* **Dataset content**
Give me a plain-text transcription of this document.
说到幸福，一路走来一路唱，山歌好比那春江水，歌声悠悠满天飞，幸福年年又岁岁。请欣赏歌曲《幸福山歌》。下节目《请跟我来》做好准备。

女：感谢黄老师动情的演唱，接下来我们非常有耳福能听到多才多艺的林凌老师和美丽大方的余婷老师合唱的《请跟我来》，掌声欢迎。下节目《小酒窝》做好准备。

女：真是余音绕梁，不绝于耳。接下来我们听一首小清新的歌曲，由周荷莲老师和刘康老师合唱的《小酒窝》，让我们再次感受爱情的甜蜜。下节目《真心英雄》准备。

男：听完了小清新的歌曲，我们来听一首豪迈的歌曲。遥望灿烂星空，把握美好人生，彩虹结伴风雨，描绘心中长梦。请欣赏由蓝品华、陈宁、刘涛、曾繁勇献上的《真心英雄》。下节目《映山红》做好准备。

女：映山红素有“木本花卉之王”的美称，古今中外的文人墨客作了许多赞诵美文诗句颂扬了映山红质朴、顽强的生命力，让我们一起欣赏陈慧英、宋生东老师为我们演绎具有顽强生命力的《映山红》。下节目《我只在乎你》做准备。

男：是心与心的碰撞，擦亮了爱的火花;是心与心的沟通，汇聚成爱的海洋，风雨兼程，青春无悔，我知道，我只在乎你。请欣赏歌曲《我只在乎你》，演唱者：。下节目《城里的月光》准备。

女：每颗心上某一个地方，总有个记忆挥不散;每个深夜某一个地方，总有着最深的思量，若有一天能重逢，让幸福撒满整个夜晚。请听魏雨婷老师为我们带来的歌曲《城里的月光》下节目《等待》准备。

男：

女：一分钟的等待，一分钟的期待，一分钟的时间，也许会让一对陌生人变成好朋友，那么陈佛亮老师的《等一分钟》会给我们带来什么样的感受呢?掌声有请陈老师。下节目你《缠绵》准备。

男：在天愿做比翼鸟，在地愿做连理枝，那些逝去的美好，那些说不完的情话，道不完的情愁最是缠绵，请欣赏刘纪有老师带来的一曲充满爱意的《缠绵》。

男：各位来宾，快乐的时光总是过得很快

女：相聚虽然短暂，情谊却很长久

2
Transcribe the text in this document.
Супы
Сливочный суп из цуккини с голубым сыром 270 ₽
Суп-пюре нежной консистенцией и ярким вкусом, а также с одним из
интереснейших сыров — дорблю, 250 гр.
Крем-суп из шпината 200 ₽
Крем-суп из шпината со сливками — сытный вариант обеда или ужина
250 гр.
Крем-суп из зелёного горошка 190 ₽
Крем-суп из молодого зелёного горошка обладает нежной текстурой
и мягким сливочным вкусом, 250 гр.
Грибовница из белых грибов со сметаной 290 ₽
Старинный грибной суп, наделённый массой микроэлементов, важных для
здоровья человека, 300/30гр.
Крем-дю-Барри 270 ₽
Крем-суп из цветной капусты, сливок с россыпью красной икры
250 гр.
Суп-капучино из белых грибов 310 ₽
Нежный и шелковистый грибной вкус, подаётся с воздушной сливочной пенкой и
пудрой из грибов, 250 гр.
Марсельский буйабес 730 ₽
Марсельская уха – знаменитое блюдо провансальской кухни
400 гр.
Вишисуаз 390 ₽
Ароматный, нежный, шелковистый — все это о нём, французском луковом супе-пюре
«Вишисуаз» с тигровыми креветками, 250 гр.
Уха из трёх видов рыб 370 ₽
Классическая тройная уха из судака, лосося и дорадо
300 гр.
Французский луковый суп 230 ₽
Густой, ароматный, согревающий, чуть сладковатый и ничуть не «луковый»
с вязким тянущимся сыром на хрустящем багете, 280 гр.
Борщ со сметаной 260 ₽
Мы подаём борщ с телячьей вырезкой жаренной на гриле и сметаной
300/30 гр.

* **Aim**
Repeat every record, exactly as written.

* **Written solution**
Give me a plain-text transcription of this document.
说到幸福，一路走来一路唱，山歌好比那春江水，歌声悠悠满天飞，幸福年年又岁岁。请欣赏歌曲《幸福山歌》。下节目《请跟我来》做好准备。

女：感谢黄老师动情的演唱，接下来我们非常有耳福能听到多才多艺的林凌老师和美丽大方的余婷老师合唱的《请跟我来》，掌声欢迎。下节目《小酒窝》做好准备。

女：真是余音绕梁，不绝于耳。接下来我们听一首小清新的歌曲，由周荷莲老师和刘康老师合唱的《小酒窝》，让我们再次感受爱情的甜蜜。下节目《真心英雄》准备。

男：听完了小清新的歌曲，我们来听一首豪迈的歌曲。遥望灿烂星空，把握美好人生，彩虹结伴风雨，描绘心中长梦。请欣赏由蓝品华、陈宁、刘涛、曾繁勇献上的《真心英雄》。下节目《映山红》做好准备。

女：映山红素有“木本花卉之王”的美称，古今中外的文人墨客作了许多赞诵美文诗句颂扬了映山红质朴、顽强的生命力，让我们一起欣赏陈慧英、宋生东老师为我们演绎具有顽强生命力的《映山红》。下节目《我只在乎你》做准备。

男：是心与心的碰撞，擦亮了爱的火花;是心与心的沟通，汇聚成爱的海洋，风雨兼程，青春无悔，我知道，我只在乎你。请欣赏歌曲《我只在乎你》，演唱者：。下节目《城里的月光》准备。

女：每颗心上某一个地方，总有个记忆挥不散;每个深夜某一个地方，总有着最深的思量，若有一天能重逢，让幸福撒满整个夜晚。请听魏雨婷老师为我们带来的歌曲《城里的月光》下节目《等待》准备。

男：

女：一分钟的等待，一分钟的期待，一分钟的时间，也许会让一对陌生人变成好朋友，那么陈佛亮老师的《等一分钟》会给我们带来什么样的感受呢?掌声有请陈老师。下节目你《缠绵》准备。

男：在天愿做比翼鸟，在地愿做连理枝，那些逝去的美好，那些说不完的情话，道不完的情愁最是缠绵，请欣赏刘纪有老师带来的一曲充满爱意的《缠绵》。

男：各位来宾，快乐的时光总是过得很快

女：相聚虽然短暂，情谊却很长久

2
Transcribe the text in this document.
Супы
Сливочный суп из цуккини с голубым сыром 270 ₽
Суп-пюре нежной консистенцией и ярким вкусом, а также с одним из
интереснейших сыров — дорблю, 250 гр.
Крем-суп из шпината 200 ₽
Крем-суп из шпината со сливками — сытный вариант обеда или ужина
250 гр.
Крем-суп из зелёного горошка 190 ₽
Крем-суп из молодого зелёного горошка обладает нежной текстурой
и мягким сливочным вкусом, 250 гр.
Грибовница из белых грибов со сметаной 290 ₽
Старинный грибной суп, наделённый массой микроэлементов, важных для
здоровья человека, 300/30гр.
Крем-дю-Барри 270 ₽
Крем-суп из цветной капусты, сливок с россыпью красной икры
250 гр.
Суп-капучино из белых грибов 310 ₽
Нежный и шелковистый грибной вкус, подаётся с воздушной сливочной пенкой и
пудрой из грибов, 250 гр.
Марсельский буйабес 730 ₽
Марсельская уха – знаменитое блюдо провансальской кухни
400 гр.
Вишисуаз 390 ₽
Ароматный, нежный, шелковистый — все это о нём, французском луковом супе-пюре
«Вишисуаз» с тигровыми креветками, 250 гр.
Уха из трёх видов рыб 370 ₽
Классическая тройная уха из судака, лосося и дорадо
300 гр.
Французский луковый суп 230 ₽
Густой, ароматный, согревающий, чуть сладковатый и ничуть не «луковый»
с вязким тянущимся сыром на хрустящем багете, 280 гр.
Борщ со сметаной 260 ₽
Мы подаём борщ с телячьей вырезкой жаренной на гриле и сметаной
300/30 гр.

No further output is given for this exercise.